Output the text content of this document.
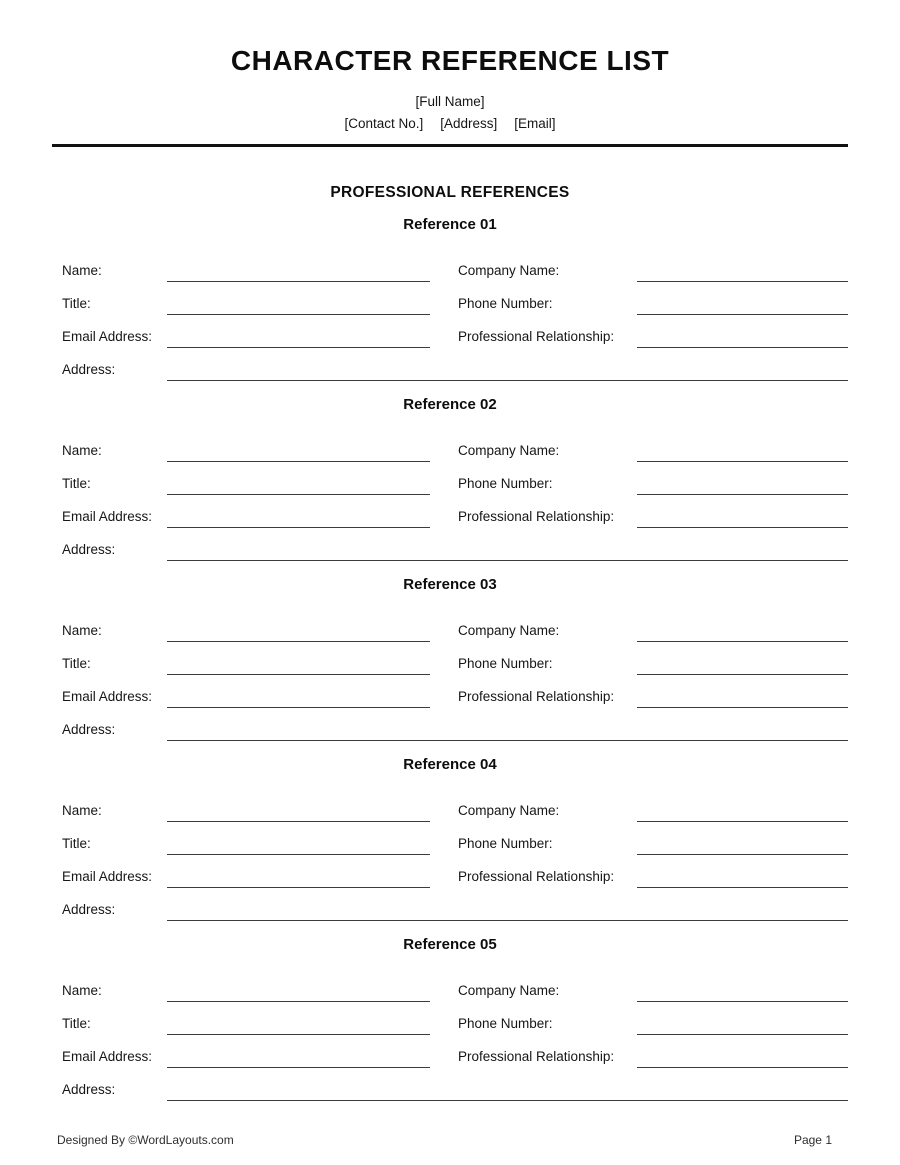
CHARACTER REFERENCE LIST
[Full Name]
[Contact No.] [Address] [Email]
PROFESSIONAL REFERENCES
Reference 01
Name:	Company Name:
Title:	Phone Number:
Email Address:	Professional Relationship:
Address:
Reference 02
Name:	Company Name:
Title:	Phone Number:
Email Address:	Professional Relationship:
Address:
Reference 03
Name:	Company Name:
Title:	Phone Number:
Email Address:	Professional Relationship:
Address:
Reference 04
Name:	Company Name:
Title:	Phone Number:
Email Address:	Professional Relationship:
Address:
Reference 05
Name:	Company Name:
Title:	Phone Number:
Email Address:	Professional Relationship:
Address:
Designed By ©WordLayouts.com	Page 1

· · ·

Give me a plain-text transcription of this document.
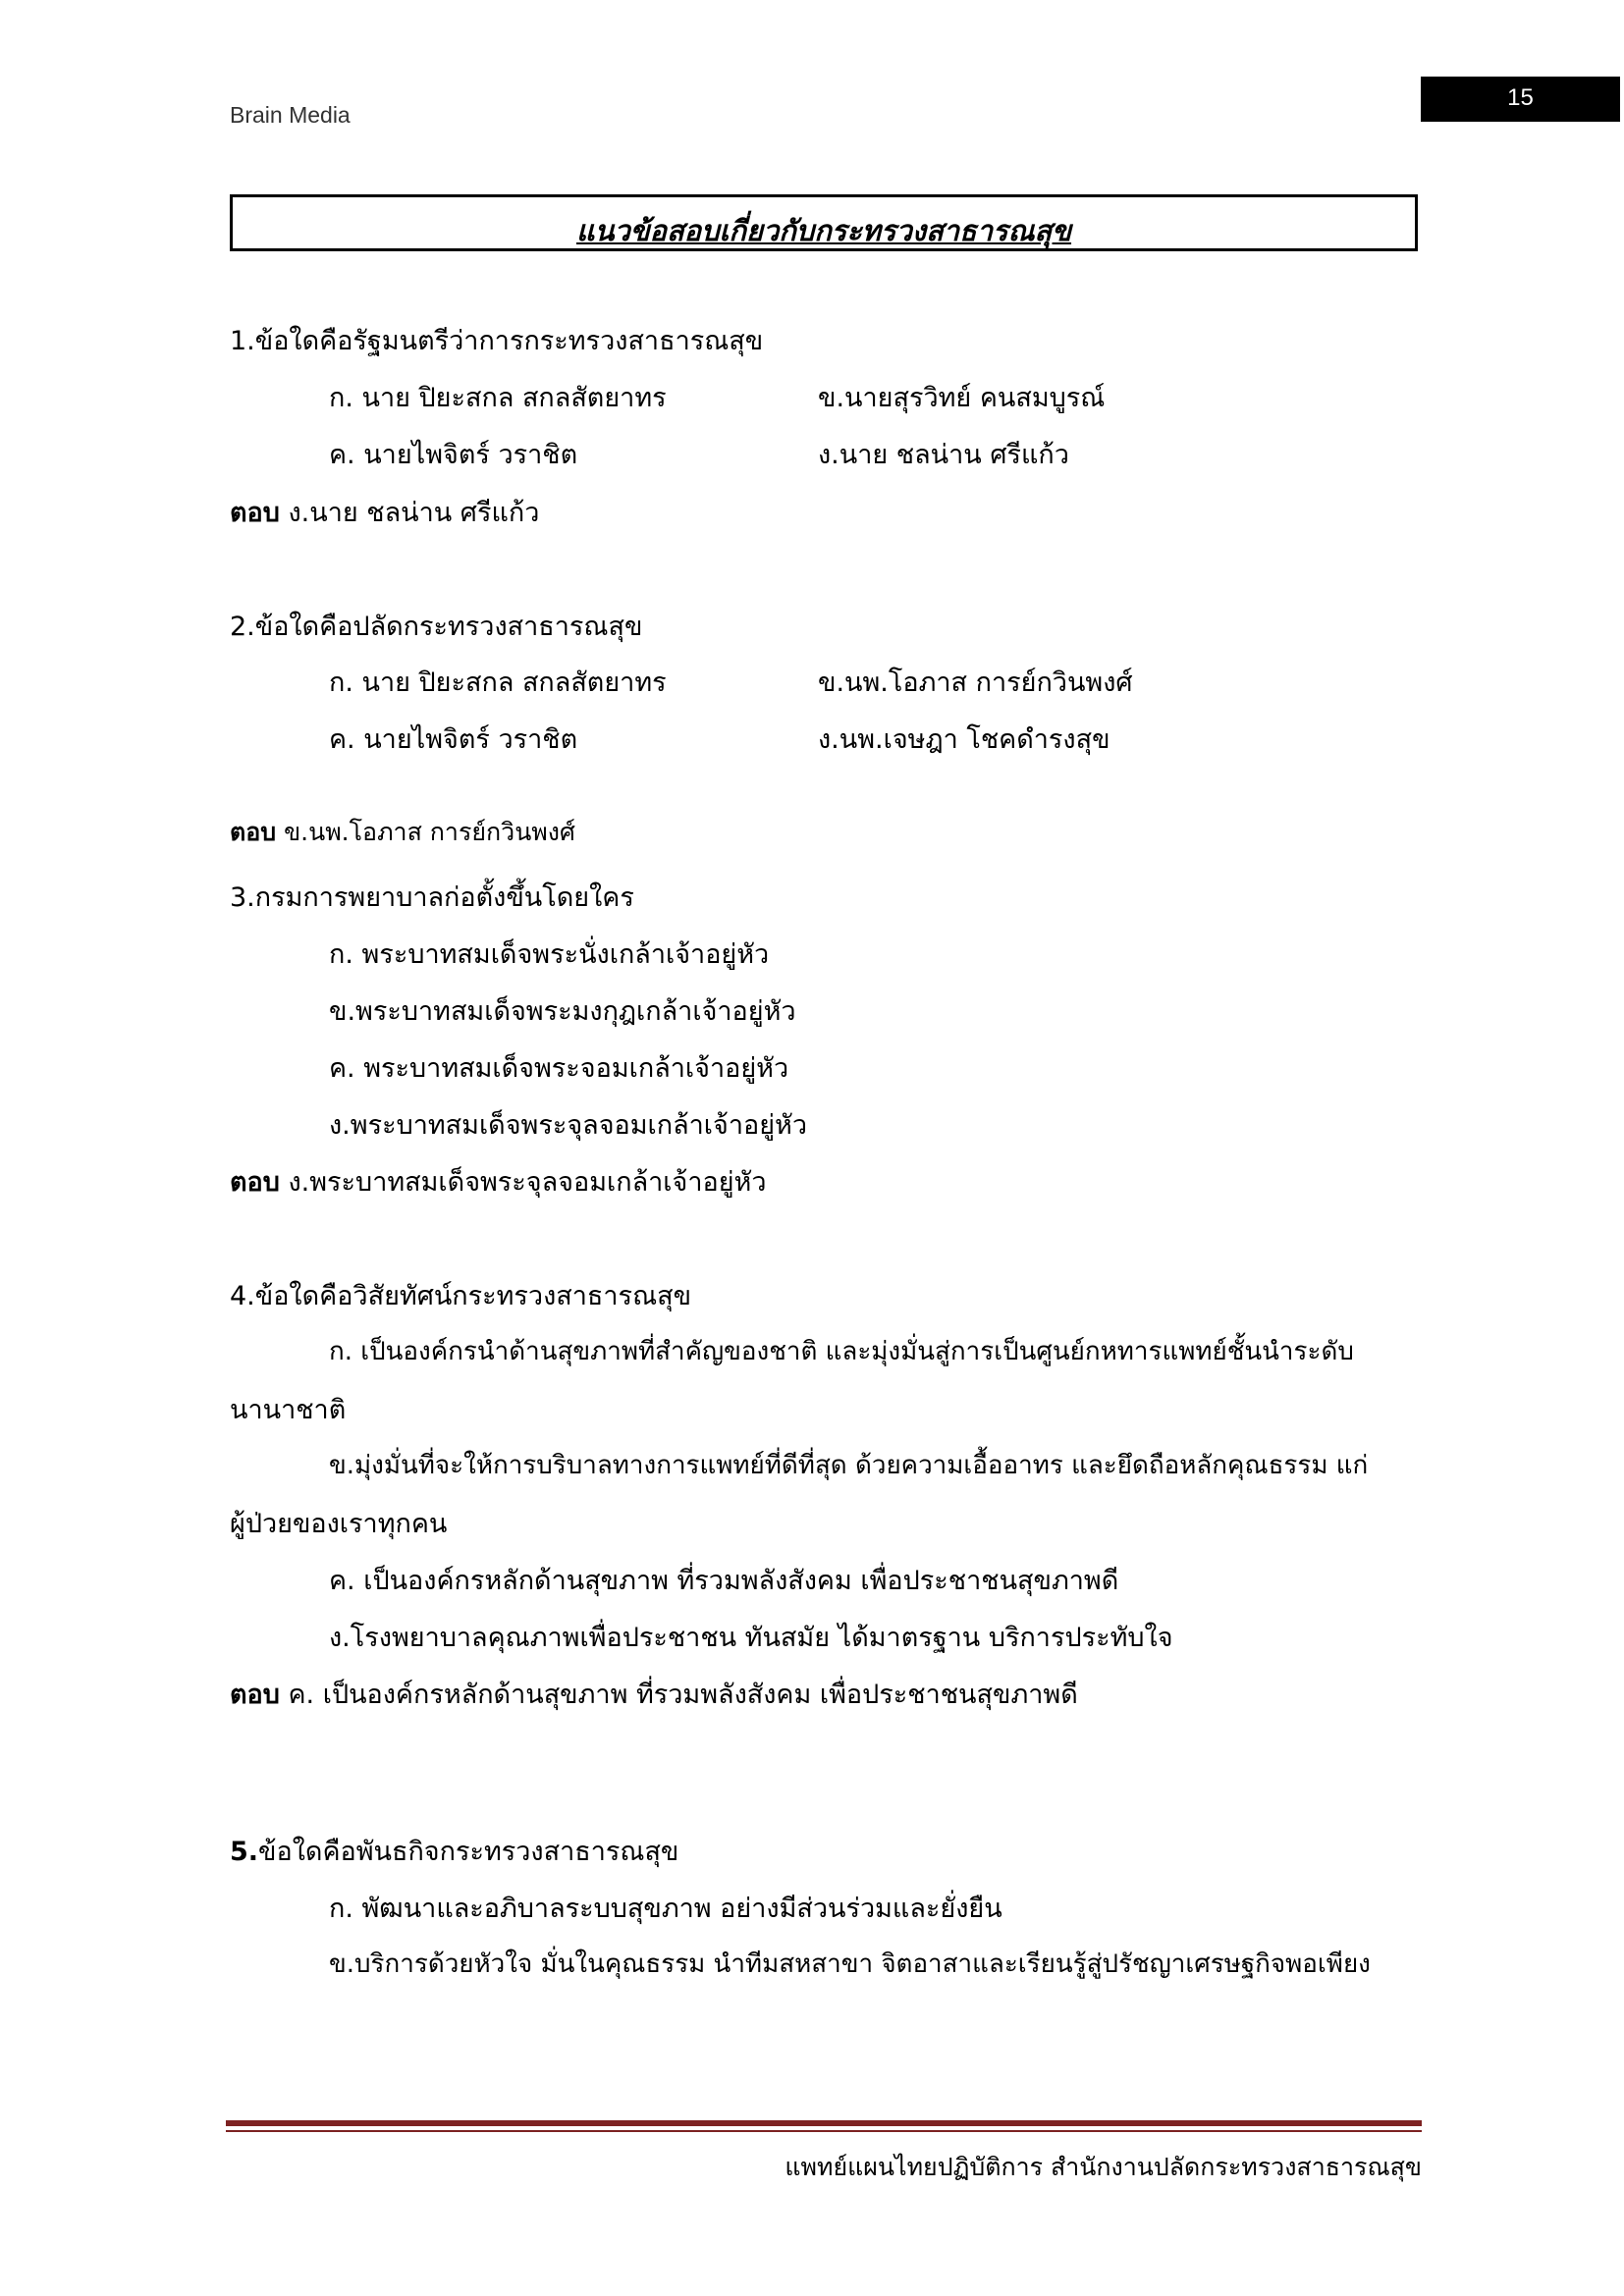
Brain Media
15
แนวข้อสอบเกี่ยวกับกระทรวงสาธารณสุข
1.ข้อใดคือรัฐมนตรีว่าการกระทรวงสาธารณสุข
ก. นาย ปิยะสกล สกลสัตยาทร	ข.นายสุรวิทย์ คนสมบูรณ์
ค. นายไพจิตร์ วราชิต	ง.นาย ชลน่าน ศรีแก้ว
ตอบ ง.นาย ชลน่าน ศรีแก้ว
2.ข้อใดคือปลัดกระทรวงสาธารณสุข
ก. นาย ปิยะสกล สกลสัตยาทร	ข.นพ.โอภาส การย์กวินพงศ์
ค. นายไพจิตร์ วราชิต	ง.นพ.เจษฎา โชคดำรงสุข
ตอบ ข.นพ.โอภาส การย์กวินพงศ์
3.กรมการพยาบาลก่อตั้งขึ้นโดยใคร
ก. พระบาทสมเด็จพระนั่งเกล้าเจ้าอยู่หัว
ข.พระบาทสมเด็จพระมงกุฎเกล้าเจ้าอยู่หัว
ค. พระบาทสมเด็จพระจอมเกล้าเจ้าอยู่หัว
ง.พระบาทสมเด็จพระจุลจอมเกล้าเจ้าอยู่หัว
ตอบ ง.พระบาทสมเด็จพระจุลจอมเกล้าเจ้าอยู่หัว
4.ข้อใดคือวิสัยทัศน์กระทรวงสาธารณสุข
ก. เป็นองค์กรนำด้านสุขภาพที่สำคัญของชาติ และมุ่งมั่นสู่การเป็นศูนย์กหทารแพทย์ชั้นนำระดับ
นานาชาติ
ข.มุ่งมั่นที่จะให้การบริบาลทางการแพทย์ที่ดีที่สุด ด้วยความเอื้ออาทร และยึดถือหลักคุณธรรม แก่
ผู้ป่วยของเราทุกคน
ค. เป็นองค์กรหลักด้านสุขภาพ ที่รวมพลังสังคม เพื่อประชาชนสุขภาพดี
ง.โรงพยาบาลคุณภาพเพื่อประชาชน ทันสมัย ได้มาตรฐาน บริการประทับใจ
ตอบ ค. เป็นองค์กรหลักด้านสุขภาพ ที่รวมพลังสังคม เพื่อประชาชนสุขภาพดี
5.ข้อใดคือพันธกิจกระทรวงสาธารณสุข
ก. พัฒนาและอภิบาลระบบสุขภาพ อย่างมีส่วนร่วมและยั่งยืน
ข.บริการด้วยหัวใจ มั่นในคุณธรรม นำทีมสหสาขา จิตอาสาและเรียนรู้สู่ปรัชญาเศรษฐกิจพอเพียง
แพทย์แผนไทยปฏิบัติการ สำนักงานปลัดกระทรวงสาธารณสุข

· · ·

# Aim:
Report how many lines in the listing above include the word "ลจอมเกล". Give nothing but the number.

# Answer to this exercise:
2